** START OF Data entries **

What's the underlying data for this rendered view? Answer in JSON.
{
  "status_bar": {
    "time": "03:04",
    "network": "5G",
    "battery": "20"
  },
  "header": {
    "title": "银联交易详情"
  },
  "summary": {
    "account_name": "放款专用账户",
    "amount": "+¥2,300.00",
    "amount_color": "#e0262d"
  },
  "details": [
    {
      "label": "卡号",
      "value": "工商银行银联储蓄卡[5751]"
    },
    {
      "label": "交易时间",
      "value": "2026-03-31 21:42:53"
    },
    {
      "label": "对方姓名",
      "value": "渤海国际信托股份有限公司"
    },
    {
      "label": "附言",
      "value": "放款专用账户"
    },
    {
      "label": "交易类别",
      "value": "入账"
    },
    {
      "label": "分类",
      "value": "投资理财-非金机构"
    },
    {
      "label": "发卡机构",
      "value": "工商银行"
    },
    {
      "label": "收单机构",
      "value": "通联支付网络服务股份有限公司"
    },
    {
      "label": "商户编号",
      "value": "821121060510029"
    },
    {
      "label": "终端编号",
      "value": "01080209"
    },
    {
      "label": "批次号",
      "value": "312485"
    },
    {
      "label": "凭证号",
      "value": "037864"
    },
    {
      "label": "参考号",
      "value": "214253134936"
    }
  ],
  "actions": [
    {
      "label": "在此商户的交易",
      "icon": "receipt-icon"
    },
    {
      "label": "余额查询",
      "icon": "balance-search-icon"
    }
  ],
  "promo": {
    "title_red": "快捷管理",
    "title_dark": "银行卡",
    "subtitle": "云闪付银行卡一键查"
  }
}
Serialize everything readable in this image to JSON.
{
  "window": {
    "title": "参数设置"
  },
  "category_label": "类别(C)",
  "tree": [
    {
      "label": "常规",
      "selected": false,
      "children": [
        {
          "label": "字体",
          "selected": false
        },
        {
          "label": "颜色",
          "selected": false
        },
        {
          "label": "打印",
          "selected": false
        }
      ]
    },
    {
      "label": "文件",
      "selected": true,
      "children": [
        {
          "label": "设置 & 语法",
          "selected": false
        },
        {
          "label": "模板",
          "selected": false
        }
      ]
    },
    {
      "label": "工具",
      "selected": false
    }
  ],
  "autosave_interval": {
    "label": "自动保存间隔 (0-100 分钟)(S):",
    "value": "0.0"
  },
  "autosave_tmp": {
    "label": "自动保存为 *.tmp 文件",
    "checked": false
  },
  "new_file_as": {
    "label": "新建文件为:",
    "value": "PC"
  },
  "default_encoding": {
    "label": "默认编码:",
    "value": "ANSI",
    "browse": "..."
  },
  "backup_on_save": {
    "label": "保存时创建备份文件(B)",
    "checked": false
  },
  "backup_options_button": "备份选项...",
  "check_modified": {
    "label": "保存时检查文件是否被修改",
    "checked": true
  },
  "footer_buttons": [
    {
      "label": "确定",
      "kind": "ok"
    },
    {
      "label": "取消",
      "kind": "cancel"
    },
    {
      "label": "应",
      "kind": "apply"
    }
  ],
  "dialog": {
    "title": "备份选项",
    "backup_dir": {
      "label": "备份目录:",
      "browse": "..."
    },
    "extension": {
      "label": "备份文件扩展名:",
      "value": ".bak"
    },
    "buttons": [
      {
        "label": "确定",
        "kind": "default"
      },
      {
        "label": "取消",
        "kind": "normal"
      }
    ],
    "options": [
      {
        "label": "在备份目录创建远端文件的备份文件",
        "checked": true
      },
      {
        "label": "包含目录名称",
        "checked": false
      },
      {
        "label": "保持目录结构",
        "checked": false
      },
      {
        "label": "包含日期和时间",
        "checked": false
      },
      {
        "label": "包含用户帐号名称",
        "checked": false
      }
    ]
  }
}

** END OF Data entries **

Return each line that includes "icon".

▶ **Correct output**:
      "icon": "receipt-icon"
      "icon": "balance-search-icon"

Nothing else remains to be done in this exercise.